[Data listing]

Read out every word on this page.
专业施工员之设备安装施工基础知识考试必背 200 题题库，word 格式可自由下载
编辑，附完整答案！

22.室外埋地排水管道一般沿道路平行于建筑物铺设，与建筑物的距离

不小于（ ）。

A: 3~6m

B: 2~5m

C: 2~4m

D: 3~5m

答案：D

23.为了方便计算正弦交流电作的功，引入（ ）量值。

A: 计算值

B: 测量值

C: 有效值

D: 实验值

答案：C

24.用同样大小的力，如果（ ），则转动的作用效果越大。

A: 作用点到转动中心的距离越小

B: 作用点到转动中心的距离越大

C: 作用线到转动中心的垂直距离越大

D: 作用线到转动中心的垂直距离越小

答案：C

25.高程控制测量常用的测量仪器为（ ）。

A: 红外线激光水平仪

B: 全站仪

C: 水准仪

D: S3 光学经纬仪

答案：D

* _Prompt_
Give all of the entries again, word for word.

* _Reply_
Read out every word on this page.
专业施工员之设备安装施工基础知识考试必背 200 题题库，word 格式可自由下载
编辑，附完整答案！

22.室外埋地排水管道一般沿道路平行于建筑物铺设，与建筑物的距离

不小于（ ）。

A: 3~6m

B: 2~5m

C: 2~4m

D: 3~5m

答案：D

23.为了方便计算正弦交流电作的功，引入（ ）量值。

A: 计算值

B: 测量值

C: 有效值

D: 实验值

答案：C

24.用同样大小的力，如果（ ），则转动的作用效果越大。

A: 作用点到转动中心的距离越小

B: 作用点到转动中心的距离越大

C: 作用线到转动中心的垂直距离越大

D: 作用线到转动中心的垂直距离越小

答案：C

25.高程控制测量常用的测量仪器为（ ）。

A: 红外线激光水平仪

B: 全站仪

C: 水准仪

D: S3 光学经纬仪

答案：D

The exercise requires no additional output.